*What to produce*
Would you repeat the listing exactly but omit every picture?

*Records supplied*
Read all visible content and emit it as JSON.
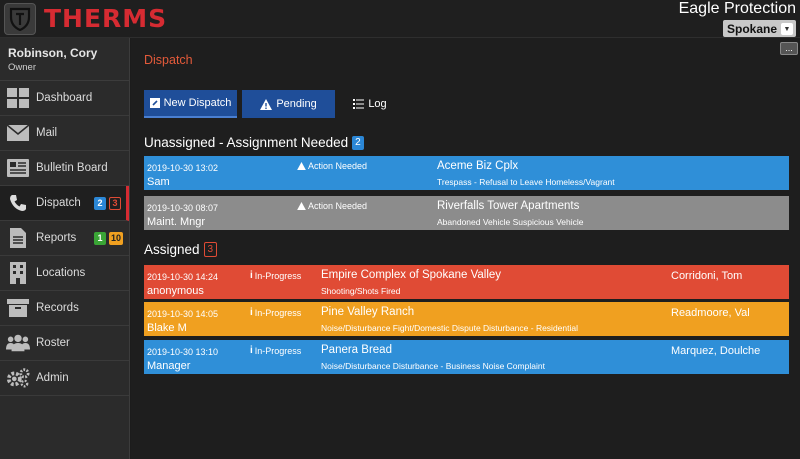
{
  "app": {
    "logo_text": "THERMS",
    "org_name": "Eagle Protection",
    "location": "Spokane"
  },
  "user": {
    "name": "Robinson, Cory",
    "role": "Owner"
  },
  "sidebar": {
    "items": [
      {
        "label": "Dashboard",
        "icon": "dashboard-icon"
      },
      {
        "label": "Mail",
        "icon": "mail-icon"
      },
      {
        "label": "Bulletin Board",
        "icon": "bulletin-board-icon"
      },
      {
        "label": "Dispatch",
        "icon": "phone-icon",
        "badges": [
          "2",
          "3"
        ]
      },
      {
        "label": "Reports",
        "icon": "document-icon",
        "badges": [
          "1",
          "10"
        ]
      },
      {
        "label": "Locations",
        "icon": "building-icon"
      },
      {
        "label": "Records",
        "icon": "archive-icon"
      },
      {
        "label": "Roster",
        "icon": "people-icon"
      },
      {
        "label": "Admin",
        "icon": "gears-icon"
      }
    ]
  },
  "main": {
    "title": "Dispatch",
    "more_label": "...",
    "buttons": {
      "new_dispatch": "New Dispatch",
      "pending": "Pending",
      "log": "Log"
    },
    "unassigned": {
      "title": "Unassigned - Assignment Needed",
      "count": "2",
      "rows": [
        {
          "datetime": "2019-10-30   13:02",
          "caller": "Sam",
          "status": "Action Needed",
          "place": "Aceme Biz Cplx",
          "tags": "Trespass - Refusal to Leave  Homeless/Vagrant",
          "color": "#2f8fd8"
        },
        {
          "datetime": "2019-10-30   08:07",
          "caller": "Maint. Mngr",
          "status": "Action Needed",
          "place": "Riverfalls Tower Apartments",
          "tags": "Abandoned Vehicle  Suspicious Vehicle",
          "color": "#8c8c8c"
        }
      ]
    },
    "assigned": {
      "title": "Assigned",
      "count": "3",
      "rows": [
        {
          "datetime": "2019-10-30   14:24",
          "caller": "anonymous",
          "status": "In-Progress",
          "place": "Empire Complex of Spokane Valley",
          "tags": "Shooting/Shots Fired",
          "officer": "Corridoni, Tom",
          "color": "#e04b35"
        },
        {
          "datetime": "2019-10-30   14:05",
          "caller": "Blake M",
          "status": "In-Progress",
          "place": "Pine Valley Ranch",
          "tags": "Noise/Disturbance  Fight/Domestic Dispute  Disturbance - Residential",
          "officer": "Readmoore, Val",
          "color": "#f0a020"
        },
        {
          "datetime": "2019-10-30   13:10",
          "caller": "Manager",
          "status": "In-Progress",
          "place": "Panera Bread",
          "tags": "Noise/Disturbance  Disturbance - Business  Noise Complaint",
          "officer": "Marquez, Doulche",
          "color": "#2f8fd8"
        }
      ]
    }
  }
}
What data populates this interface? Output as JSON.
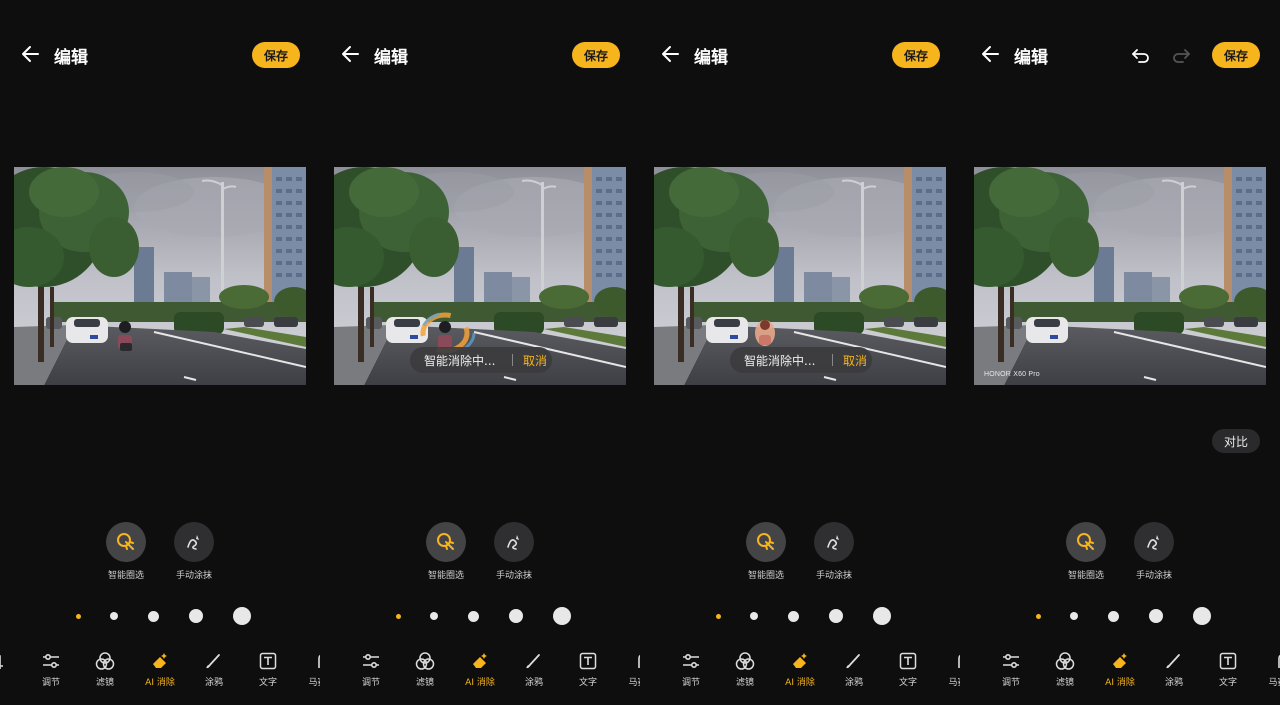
{
  "header": {
    "title": "编辑",
    "save_label": "保存"
  },
  "panels": [
    {
      "state": "initial"
    },
    {
      "state": "processing"
    },
    {
      "state": "processing"
    },
    {
      "state": "done"
    }
  ],
  "progress": {
    "text": "智能消除中...",
    "cancel_label": "取消"
  },
  "photo_watermark": "HONOR X60 Pro",
  "compare_label": "对比",
  "modes": [
    {
      "label": "智能圈选",
      "icon": "smart-select-icon",
      "active": true
    },
    {
      "label": "手动涂抹",
      "icon": "manual-smear-icon",
      "active": false
    }
  ],
  "brush_sizes": [
    "xs",
    "s",
    "m",
    "l",
    "xl"
  ],
  "tools": [
    {
      "label": "剪",
      "icon": "crop-icon"
    },
    {
      "label": "调节",
      "icon": "adjust-icon"
    },
    {
      "label": "滤镜",
      "icon": "filter-icon"
    },
    {
      "label": "AI 消除",
      "icon": "ai-eraser-icon",
      "active": true
    },
    {
      "label": "涂鸦",
      "icon": "brush-icon"
    },
    {
      "label": "文字",
      "icon": "text-icon"
    },
    {
      "label": "马赛克",
      "icon": "mosaic-icon"
    }
  ],
  "colors": {
    "accent": "#f6b51d",
    "background": "#0e0e0f"
  }
}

*Result*
Read all visible content and emit it as JSON.
{
  "app": {
    "logo_text": "THERMS",
    "org_name": "Eagle Protection",
    "location": "Spokane"
  },
  "user": {
    "name": "Robinson, Cory",
    "role": "Owner"
  },
  "sidebar": {
    "items": [
      {
        "label": "Dashboard",
        "icon": "dashboard-icon"
      },
      {
        "label": "Mail",
        "icon": "mail-icon"
      },
      {
        "label": "Bulletin Board",
        "icon": "bulletin-board-icon"
      },
      {
        "label": "Dispatch",
        "icon": "phone-icon",
        "badges": [
          "2",
          "3"
        ]
      },
      {
        "label": "Reports",
        "icon": "document-icon",
        "badges": [
          "1",
          "10"
        ]
      },
      {
        "label": "Locations",
        "icon": "building-icon"
      },
      {
        "label": "Records",
        "icon": "archive-icon"
      },
      {
        "label": "Roster",
        "icon": "people-icon"
      },
      {
        "label": "Admin",
        "icon": "gears-icon"
      }
    ]
  },
  "main": {
    "title": "Dispatch",
    "more_label": "...",
    "buttons": {
      "new_dispatch": "New Dispatch",
      "pending": "Pending",
      "log": "Log"
    },
    "unassigned": {
      "title": "Unassigned - Assignment Needed",
      "count": "2",
      "rows": [
        {
          "datetime": "2019-10-30   13:02",
          "caller": "Sam",
          "status": "Action Needed",
          "place": "Aceme Biz Cplx",
          "tags": "Trespass - Refusal to Leave  Homeless/Vagrant",
          "color": "#2f8fd8"
        },
        {
          "datetime": "2019-10-30   08:07",
          "caller": "Maint. Mngr",
          "status": "Action Needed",
          "place": "Riverfalls Tower Apartments",
          "tags": "Abandoned Vehicle  Suspicious Vehicle",
          "color": "#8c8c8c"
        }
      ]
    },
    "assigned": {
      "title": "Assigned",
      "count": "3",
      "rows": [
        {
          "datetime": "2019-10-30   14:24",
          "caller": "anonymous",
          "status": "In-Progress",
          "place": "Empire Complex of Spokane Valley",
          "tags": "Shooting/Shots Fired",
          "officer": "Corridoni, Tom",
          "color": "#e04b35"
        },
        {
          "datetime": "2019-10-30   14:05",
          "caller": "Blake M",
          "status": "In-Progress",
          "place": "Pine Valley Ranch",
          "tags": "Noise/Disturbance  Fight/Domestic Dispute  Disturbance - Residential",
          "officer": "Readmoore, Val",
          "color": "#f0a020"
        },
        {
          "datetime": "2019-10-30   13:10",
          "caller": "Manager",
          "status": "In-Progress",
          "place": "Panera Bread",
          "tags": "Noise/Disturbance  Disturbance - Business  Noise Complaint",
          "officer": "Marquez, Doulche",
          "color": "#2f8fd8"
        }
      ]
    }
  }
}
What data populates this interface? Output as JSON.
{
  "header": {
    "title": "编辑",
    "save_label": "保存"
  },
  "panels": [
    {
      "state": "initial"
    },
    {
      "state": "processing"
    },
    {
      "state": "processing"
    },
    {
      "state": "done"
    }
  ],
  "progress": {
    "text": "智能消除中...",
    "cancel_label": "取消"
  },
  "photo_watermark": "HONOR X60 Pro",
  "compare_label": "对比",
  "modes": [
    {
      "label": "智能圈选",
      "icon": "smart-select-icon",
      "active": true
    },
    {
      "label": "手动涂抹",
      "icon": "manual-smear-icon",
      "active": false
    }
  ],
  "brush_sizes": [
    "xs",
    "s",
    "m",
    "l",
    "xl"
  ],
  "tools": [
    {
      "label": "剪",
      "icon": "crop-icon"
    },
    {
      "label": "调节",
      "icon": "adjust-icon"
    },
    {
      "label": "滤镜",
      "icon": "filter-icon"
    },
    {
      "label": "AI 消除",
      "icon": "ai-eraser-icon",
      "active": true
    },
    {
      "label": "涂鸦",
      "icon": "brush-icon"
    },
    {
      "label": "文字",
      "icon": "text-icon"
    },
    {
      "label": "马赛克",
      "icon": "mosaic-icon"
    }
  ],
  "colors": {
    "accent": "#f6b51d",
    "background": "#0e0e0f"
  }
}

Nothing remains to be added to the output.